**Set exercise:**
Give the listing again in full, exactly as written.

**Provided information:**
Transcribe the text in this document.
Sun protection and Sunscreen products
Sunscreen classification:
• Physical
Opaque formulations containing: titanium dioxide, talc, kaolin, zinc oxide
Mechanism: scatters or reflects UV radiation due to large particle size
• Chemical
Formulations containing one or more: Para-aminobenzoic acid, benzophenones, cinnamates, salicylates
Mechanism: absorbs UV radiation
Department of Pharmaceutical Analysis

**Expected output:**
Transcribe the text in this document.
Sun protection and Sunscreen products
Sunscreen classification:
• Physical
Opaque formulations containing: titanium dioxide, talc, kaolin, zinc oxide
Mechanism: scatters or reflects UV radiation due to large particle size
• Chemical
Formulations containing one or more: Para-aminobenzoic acid, benzophenones, cinnamates, salicylates
Mechanism: absorbs UV radiation
Department of Pharmaceutical Analysis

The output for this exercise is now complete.